§ A block of data:
## Begin

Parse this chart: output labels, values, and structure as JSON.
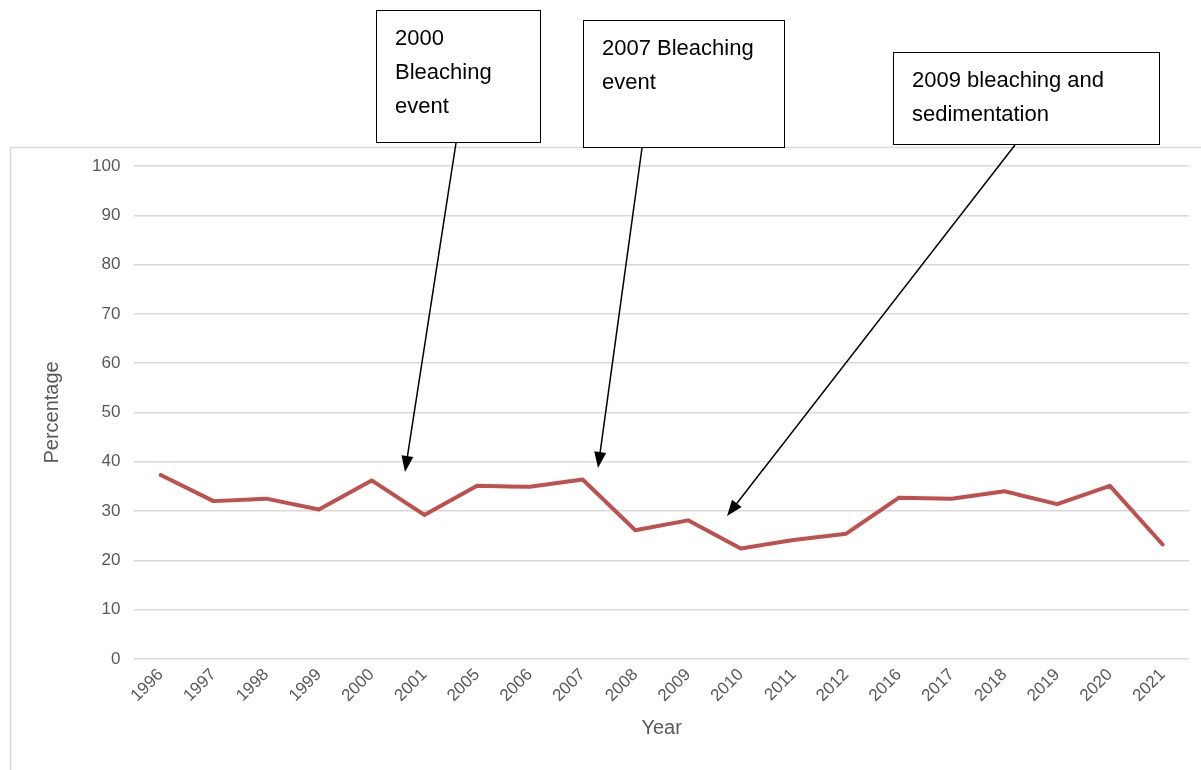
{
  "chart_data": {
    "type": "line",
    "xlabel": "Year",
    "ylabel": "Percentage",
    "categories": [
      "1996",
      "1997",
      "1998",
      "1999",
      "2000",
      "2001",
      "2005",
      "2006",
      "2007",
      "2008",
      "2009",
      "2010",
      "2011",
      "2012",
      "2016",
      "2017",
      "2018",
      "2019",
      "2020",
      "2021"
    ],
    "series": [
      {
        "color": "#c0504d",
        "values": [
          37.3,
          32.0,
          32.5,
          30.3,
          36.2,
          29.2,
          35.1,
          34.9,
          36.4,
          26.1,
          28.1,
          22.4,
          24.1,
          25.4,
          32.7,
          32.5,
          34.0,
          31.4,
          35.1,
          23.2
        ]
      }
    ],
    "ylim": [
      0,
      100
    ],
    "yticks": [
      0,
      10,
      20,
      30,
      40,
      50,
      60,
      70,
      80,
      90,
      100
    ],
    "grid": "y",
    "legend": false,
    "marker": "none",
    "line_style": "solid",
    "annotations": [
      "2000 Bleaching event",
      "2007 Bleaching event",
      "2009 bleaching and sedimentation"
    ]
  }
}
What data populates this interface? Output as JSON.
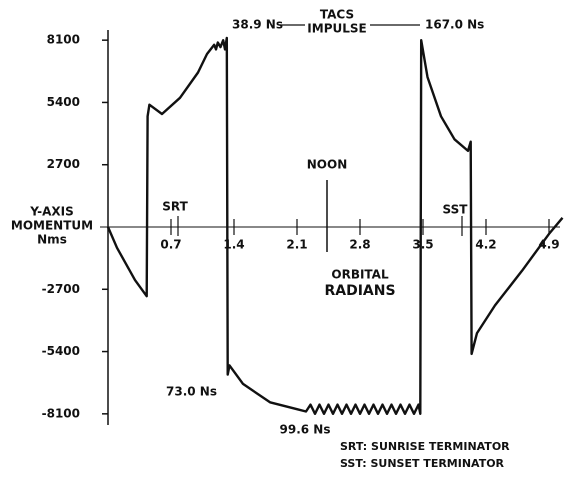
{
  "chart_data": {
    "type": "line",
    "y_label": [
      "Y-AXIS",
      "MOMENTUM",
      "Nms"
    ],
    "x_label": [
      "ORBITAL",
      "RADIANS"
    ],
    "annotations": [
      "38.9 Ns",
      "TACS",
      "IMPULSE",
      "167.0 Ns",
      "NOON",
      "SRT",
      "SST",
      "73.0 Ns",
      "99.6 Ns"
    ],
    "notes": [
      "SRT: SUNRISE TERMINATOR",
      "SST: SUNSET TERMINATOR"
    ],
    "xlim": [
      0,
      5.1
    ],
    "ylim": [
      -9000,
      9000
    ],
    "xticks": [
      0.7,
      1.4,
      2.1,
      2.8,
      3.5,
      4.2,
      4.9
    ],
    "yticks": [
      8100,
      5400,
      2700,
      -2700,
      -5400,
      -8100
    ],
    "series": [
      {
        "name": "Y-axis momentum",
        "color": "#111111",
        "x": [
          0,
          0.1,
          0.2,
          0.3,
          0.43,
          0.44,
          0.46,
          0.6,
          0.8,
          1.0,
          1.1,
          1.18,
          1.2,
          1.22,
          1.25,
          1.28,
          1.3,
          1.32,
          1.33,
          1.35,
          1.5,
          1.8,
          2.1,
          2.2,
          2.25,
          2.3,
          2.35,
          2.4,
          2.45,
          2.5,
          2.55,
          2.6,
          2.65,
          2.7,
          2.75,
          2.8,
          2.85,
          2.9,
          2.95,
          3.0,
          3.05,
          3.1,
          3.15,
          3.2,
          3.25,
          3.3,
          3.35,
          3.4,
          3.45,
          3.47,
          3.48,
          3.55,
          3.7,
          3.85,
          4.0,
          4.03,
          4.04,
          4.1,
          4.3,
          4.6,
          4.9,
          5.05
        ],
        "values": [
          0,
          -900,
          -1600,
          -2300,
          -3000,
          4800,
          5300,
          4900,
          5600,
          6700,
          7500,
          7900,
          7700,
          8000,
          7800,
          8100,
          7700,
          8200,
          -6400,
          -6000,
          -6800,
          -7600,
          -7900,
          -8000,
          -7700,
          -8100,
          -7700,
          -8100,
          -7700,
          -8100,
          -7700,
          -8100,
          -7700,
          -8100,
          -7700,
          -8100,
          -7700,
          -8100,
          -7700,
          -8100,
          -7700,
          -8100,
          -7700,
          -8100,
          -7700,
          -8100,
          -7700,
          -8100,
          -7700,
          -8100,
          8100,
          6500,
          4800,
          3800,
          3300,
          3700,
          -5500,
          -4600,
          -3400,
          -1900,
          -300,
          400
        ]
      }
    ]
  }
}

## End

§ Given request: Return the records exactly. Don't carry the pictures over.

§ Answer to the problem:
Parse this chart: output labels, values, and structure as JSON.
{
  "chart_data": {
    "type": "line",
    "xlabel": "Year",
    "ylabel": "Percentage",
    "categories": [
      "1996",
      "1997",
      "1998",
      "1999",
      "2000",
      "2001",
      "2005",
      "2006",
      "2007",
      "2008",
      "2009",
      "2010",
      "2011",
      "2012",
      "2016",
      "2017",
      "2018",
      "2019",
      "2020",
      "2021"
    ],
    "series": [
      {
        "color": "#c0504d",
        "values": [
          37.3,
          32.0,
          32.5,
          30.3,
          36.2,
          29.2,
          35.1,
          34.9,
          36.4,
          26.1,
          28.1,
          22.4,
          24.1,
          25.4,
          32.7,
          32.5,
          34.0,
          31.4,
          35.1,
          23.2
        ]
      }
    ],
    "ylim": [
      0,
      100
    ],
    "yticks": [
      0,
      10,
      20,
      30,
      40,
      50,
      60,
      70,
      80,
      90,
      100
    ],
    "grid": "y",
    "legend": false,
    "marker": "none",
    "line_style": "solid",
    "annotations": [
      "2000 Bleaching event",
      "2007 Bleaching event",
      "2009 bleaching and sedimentation"
    ]
  }
}
What data populates this interface? Output as JSON.
{
  "chart_data": {
    "type": "line",
    "y_label": [
      "Y-AXIS",
      "MOMENTUM",
      "Nms"
    ],
    "x_label": [
      "ORBITAL",
      "RADIANS"
    ],
    "annotations": [
      "38.9 Ns",
      "TACS",
      "IMPULSE",
      "167.0 Ns",
      "NOON",
      "SRT",
      "SST",
      "73.0 Ns",
      "99.6 Ns"
    ],
    "notes": [
      "SRT: SUNRISE TERMINATOR",
      "SST: SUNSET TERMINATOR"
    ],
    "xlim": [
      0,
      5.1
    ],
    "ylim": [
      -9000,
      9000
    ],
    "xticks": [
      0.7,
      1.4,
      2.1,
      2.8,
      3.5,
      4.2,
      4.9
    ],
    "yticks": [
      8100,
      5400,
      2700,
      -2700,
      -5400,
      -8100
    ],
    "series": [
      {
        "name": "Y-axis momentum",
        "color": "#111111",
        "x": [
          0,
          0.1,
          0.2,
          0.3,
          0.43,
          0.44,
          0.46,
          0.6,
          0.8,
          1.0,
          1.1,
          1.18,
          1.2,
          1.22,
          1.25,
          1.28,
          1.3,
          1.32,
          1.33,
          1.35,
          1.5,
          1.8,
          2.1,
          2.2,
          2.25,
          2.3,
          2.35,
          2.4,
          2.45,
          2.5,
          2.55,
          2.6,
          2.65,
          2.7,
          2.75,
          2.8,
          2.85,
          2.9,
          2.95,
          3.0,
          3.05,
          3.1,
          3.15,
          3.2,
          3.25,
          3.3,
          3.35,
          3.4,
          3.45,
          3.47,
          3.48,
          3.55,
          3.7,
          3.85,
          4.0,
          4.03,
          4.04,
          4.1,
          4.3,
          4.6,
          4.9,
          5.05
        ],
        "values": [
          0,
          -900,
          -1600,
          -2300,
          -3000,
          4800,
          5300,
          4900,
          5600,
          6700,
          7500,
          7900,
          7700,
          8000,
          7800,
          8100,
          7700,
          8200,
          -6400,
          -6000,
          -6800,
          -7600,
          -7900,
          -8000,
          -7700,
          -8100,
          -7700,
          -8100,
          -7700,
          -8100,
          -7700,
          -8100,
          -7700,
          -8100,
          -7700,
          -8100,
          -7700,
          -8100,
          -7700,
          -8100,
          -7700,
          -8100,
          -7700,
          -8100,
          -7700,
          -8100,
          -7700,
          -8100,
          -7700,
          -8100,
          8100,
          6500,
          4800,
          3800,
          3300,
          3700,
          -5500,
          -4600,
          -3400,
          -1900,
          -300,
          400
        ]
      }
    ]
  }
}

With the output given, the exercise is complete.